▶ **WHAT IS EXPECTED**
Please output everything in the entries below, from the very first line down to and including the line containing "svg-text:2023年底: 2023年底: [233, 2062, 267, 2070]", as a numbered list with any blank lines left out.

'''

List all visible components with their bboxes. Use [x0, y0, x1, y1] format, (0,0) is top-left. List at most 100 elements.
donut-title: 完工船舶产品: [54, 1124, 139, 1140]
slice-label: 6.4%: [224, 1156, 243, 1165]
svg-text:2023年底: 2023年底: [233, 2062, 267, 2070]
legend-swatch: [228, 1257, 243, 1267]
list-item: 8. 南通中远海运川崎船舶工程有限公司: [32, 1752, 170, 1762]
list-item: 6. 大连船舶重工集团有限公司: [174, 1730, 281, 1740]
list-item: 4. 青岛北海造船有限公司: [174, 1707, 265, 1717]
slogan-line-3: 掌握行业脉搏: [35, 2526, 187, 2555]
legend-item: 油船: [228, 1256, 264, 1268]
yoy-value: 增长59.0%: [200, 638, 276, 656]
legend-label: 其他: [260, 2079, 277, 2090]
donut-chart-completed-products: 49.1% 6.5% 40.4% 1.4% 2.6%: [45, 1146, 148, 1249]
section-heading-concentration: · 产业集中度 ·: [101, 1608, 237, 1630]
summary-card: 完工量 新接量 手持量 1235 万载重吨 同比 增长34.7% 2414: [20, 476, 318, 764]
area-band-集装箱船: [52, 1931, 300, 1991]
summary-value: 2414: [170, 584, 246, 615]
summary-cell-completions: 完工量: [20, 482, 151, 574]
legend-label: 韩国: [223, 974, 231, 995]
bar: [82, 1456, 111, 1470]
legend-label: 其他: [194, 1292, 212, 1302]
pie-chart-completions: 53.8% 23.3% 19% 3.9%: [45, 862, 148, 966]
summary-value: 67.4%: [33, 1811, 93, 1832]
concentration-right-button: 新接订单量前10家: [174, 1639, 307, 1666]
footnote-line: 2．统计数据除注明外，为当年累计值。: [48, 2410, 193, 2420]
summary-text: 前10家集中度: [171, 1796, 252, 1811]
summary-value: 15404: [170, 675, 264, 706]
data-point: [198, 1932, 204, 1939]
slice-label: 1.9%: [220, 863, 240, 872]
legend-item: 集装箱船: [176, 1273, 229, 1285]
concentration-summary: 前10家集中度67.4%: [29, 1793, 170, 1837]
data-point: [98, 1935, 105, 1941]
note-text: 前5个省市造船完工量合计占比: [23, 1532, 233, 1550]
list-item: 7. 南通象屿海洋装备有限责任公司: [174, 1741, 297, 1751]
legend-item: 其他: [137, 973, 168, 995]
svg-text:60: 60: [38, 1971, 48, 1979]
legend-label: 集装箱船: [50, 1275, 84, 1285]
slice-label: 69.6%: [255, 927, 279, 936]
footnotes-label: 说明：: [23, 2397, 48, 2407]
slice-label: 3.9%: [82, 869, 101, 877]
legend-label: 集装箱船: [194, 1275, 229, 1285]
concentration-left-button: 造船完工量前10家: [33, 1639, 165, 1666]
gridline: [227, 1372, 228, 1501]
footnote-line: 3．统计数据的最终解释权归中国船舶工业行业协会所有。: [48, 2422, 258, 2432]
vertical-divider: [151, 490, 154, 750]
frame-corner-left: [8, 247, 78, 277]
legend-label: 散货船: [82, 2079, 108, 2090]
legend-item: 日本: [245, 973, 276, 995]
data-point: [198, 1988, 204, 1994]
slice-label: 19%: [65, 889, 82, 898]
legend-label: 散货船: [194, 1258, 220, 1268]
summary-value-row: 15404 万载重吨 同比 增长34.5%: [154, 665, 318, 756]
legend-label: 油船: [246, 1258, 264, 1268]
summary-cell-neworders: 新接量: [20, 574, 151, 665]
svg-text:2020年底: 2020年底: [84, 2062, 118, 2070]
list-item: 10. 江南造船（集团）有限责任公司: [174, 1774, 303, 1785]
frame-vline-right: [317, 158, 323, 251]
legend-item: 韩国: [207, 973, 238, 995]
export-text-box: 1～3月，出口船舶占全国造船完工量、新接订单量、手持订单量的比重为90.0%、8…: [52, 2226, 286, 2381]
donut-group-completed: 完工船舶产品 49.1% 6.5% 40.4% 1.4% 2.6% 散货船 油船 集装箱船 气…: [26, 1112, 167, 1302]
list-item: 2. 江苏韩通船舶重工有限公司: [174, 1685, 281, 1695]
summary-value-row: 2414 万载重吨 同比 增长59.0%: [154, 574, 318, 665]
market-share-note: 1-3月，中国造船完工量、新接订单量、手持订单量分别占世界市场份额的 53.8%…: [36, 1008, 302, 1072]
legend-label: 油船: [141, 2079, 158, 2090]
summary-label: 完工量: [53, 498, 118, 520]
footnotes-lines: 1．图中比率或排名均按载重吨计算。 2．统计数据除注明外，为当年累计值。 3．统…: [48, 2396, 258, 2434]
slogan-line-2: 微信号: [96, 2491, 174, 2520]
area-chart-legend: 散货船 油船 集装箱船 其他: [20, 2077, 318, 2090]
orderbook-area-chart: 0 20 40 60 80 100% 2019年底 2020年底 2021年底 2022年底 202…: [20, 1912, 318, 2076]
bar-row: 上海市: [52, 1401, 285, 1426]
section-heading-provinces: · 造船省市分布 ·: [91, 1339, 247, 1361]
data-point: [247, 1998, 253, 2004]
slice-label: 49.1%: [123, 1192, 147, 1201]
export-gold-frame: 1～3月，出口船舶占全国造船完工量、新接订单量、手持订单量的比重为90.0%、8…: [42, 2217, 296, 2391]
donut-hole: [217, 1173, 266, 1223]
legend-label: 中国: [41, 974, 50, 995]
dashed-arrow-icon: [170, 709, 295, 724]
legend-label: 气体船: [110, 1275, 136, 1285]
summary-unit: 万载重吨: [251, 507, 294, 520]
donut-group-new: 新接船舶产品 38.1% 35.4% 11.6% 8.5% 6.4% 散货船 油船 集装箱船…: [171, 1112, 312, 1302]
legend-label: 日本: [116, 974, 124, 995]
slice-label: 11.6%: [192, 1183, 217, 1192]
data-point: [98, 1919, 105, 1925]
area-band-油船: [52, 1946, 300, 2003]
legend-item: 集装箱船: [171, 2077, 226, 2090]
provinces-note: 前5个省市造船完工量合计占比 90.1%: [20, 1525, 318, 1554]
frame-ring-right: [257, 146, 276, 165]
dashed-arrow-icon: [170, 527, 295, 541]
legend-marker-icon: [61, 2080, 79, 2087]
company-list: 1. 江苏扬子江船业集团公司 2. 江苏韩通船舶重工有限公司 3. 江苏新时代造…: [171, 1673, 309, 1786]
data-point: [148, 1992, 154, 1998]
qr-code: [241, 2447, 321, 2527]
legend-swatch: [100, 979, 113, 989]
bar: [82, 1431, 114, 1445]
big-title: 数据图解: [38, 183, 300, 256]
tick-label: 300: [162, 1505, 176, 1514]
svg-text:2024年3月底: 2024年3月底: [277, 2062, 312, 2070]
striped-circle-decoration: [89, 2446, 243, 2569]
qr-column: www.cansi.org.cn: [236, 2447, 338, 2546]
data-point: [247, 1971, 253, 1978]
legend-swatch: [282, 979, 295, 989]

'''

▶ **CORRECT RESPONSE**
1. List all visible components with their bboxes. Use [x0, y0, x1, y1] format, (0,0) is top-left. List at most 100 elements.
2. donut-title: 完工船舶产品: [54, 1124, 139, 1140]
3. slice-label: 6.4%: [224, 1156, 243, 1165]
4. svg-text:2023年底: 2023年底: [233, 2062, 267, 2070]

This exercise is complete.